• _TASK TO CARRY OUT_:
Answer with one number only: the number of lines that contain "Component".

• _EXERCISE DATA_:
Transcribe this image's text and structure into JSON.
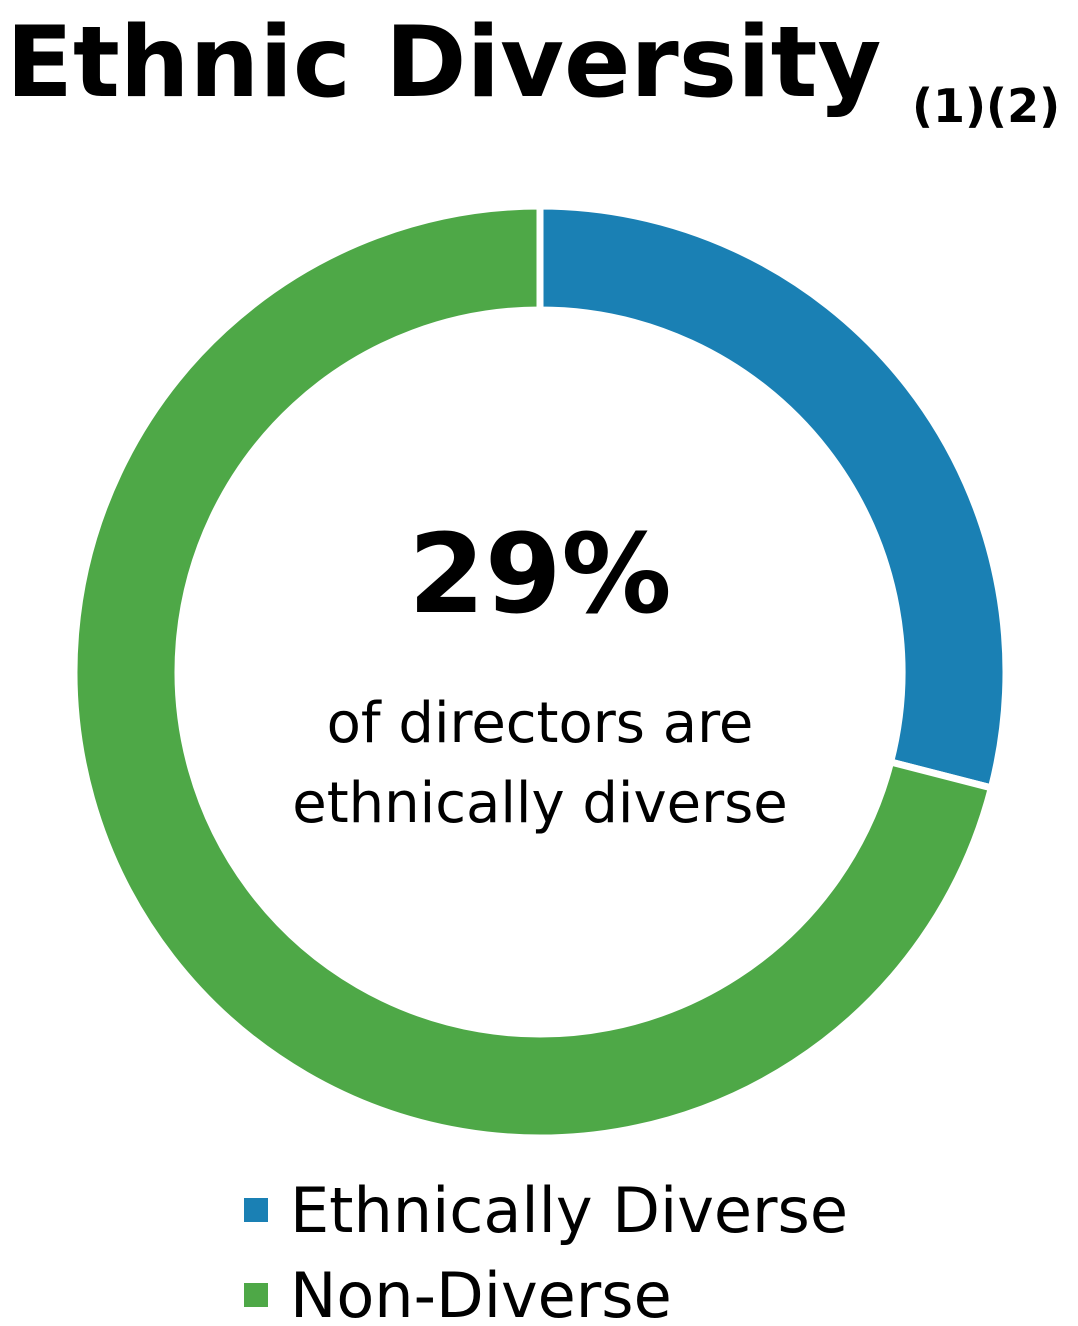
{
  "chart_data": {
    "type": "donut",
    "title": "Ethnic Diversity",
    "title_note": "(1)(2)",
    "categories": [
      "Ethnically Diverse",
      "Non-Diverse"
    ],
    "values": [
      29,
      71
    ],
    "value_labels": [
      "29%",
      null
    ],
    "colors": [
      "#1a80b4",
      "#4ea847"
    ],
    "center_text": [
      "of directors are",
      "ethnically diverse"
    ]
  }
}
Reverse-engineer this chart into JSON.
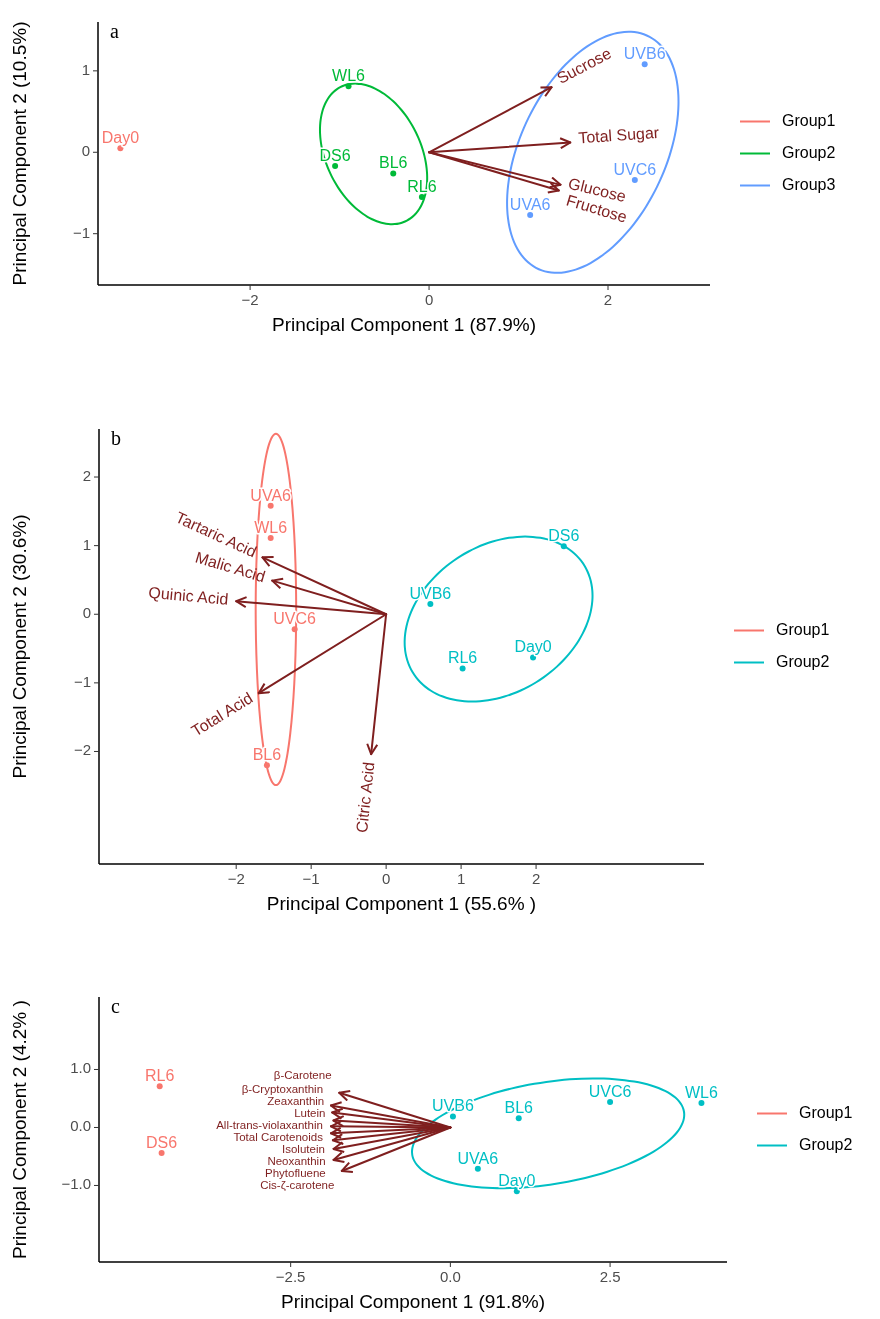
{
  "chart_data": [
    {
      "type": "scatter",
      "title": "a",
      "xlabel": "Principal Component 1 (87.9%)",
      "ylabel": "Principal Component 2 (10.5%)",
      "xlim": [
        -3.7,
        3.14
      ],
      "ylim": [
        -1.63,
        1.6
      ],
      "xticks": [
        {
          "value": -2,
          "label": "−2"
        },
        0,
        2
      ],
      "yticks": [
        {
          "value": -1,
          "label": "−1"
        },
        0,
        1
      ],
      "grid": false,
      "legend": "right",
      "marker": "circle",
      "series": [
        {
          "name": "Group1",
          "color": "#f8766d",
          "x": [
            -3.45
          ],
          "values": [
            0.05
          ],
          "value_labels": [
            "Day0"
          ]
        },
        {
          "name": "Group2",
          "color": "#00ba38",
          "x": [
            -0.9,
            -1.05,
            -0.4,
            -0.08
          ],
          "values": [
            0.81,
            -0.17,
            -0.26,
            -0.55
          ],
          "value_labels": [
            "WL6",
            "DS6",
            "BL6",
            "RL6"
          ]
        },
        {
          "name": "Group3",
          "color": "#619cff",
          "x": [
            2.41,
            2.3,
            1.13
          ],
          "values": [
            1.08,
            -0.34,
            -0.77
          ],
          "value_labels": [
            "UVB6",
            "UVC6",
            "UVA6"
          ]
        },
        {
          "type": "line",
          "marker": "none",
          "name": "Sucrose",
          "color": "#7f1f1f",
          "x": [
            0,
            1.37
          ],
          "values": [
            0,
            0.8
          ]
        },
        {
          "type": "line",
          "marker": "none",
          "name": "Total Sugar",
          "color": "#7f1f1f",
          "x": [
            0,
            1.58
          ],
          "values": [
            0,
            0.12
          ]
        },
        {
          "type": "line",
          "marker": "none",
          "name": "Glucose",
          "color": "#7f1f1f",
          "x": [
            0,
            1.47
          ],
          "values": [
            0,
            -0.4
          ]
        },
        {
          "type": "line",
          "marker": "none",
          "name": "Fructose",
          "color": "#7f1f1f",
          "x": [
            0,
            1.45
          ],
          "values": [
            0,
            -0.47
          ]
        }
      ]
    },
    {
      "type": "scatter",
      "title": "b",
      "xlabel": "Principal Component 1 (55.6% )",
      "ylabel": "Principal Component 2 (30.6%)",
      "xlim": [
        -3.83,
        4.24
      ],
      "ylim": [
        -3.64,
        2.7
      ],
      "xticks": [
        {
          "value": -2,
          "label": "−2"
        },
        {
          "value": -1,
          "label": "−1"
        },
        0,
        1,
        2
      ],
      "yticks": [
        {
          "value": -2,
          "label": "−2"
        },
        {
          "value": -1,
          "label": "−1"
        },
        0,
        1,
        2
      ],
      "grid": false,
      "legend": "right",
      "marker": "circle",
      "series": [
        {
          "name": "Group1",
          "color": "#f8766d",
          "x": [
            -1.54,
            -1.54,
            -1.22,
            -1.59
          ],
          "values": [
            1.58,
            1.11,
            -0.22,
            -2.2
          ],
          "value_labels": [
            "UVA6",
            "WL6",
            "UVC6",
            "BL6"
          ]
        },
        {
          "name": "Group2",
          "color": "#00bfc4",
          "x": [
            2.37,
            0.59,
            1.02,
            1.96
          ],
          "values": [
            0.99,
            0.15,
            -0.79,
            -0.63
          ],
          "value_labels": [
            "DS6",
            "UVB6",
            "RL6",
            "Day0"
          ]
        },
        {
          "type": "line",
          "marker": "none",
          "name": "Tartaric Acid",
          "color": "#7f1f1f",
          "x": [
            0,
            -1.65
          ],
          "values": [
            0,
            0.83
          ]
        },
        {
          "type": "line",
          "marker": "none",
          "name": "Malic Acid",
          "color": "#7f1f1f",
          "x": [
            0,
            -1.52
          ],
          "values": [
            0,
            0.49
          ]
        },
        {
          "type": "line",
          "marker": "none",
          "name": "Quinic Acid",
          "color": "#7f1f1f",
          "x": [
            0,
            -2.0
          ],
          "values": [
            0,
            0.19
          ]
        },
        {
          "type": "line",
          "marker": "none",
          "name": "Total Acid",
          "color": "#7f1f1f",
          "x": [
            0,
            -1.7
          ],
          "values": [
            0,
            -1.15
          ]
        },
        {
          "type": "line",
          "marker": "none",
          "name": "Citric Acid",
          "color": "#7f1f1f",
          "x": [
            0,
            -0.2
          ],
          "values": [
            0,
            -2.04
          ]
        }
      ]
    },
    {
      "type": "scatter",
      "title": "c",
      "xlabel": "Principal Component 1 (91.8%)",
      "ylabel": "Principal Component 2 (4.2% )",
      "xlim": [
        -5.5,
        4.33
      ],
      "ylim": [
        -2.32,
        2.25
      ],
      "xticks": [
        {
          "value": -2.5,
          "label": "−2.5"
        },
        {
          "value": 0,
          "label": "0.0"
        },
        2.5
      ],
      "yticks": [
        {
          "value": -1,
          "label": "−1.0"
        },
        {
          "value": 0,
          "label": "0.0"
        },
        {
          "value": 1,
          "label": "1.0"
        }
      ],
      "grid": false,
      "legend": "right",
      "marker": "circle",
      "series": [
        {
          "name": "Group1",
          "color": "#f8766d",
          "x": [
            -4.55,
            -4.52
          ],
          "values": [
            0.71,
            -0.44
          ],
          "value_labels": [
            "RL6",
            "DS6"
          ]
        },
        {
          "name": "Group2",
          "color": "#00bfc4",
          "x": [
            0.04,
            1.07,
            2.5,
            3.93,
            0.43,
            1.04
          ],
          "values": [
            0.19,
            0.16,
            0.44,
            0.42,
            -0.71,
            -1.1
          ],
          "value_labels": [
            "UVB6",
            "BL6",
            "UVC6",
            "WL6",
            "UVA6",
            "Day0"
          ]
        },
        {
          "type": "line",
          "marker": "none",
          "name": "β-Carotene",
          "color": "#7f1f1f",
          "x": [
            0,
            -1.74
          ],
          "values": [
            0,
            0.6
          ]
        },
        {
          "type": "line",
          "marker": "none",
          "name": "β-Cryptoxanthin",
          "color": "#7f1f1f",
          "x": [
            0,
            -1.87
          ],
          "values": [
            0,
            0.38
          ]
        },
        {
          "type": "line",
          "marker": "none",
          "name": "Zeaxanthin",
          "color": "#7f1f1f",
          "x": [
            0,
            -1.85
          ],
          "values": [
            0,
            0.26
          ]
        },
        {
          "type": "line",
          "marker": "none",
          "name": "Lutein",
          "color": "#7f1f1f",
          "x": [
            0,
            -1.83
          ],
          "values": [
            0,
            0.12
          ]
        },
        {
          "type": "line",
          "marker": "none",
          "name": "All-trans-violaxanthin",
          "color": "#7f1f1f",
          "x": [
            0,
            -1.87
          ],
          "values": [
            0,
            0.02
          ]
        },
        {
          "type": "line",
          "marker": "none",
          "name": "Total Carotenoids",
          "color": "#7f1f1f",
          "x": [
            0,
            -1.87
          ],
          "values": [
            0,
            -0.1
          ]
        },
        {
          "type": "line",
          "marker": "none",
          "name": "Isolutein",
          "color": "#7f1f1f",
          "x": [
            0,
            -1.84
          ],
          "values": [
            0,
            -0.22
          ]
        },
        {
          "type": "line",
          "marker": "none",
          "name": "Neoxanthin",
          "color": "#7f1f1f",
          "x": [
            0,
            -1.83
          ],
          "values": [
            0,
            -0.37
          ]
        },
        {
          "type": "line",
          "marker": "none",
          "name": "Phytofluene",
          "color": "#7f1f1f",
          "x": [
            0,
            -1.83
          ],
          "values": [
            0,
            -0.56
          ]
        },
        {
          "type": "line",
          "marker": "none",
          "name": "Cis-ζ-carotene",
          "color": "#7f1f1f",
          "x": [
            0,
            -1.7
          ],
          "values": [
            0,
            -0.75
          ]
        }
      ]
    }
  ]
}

• _ANSWER TO THE EXERCISE_:
6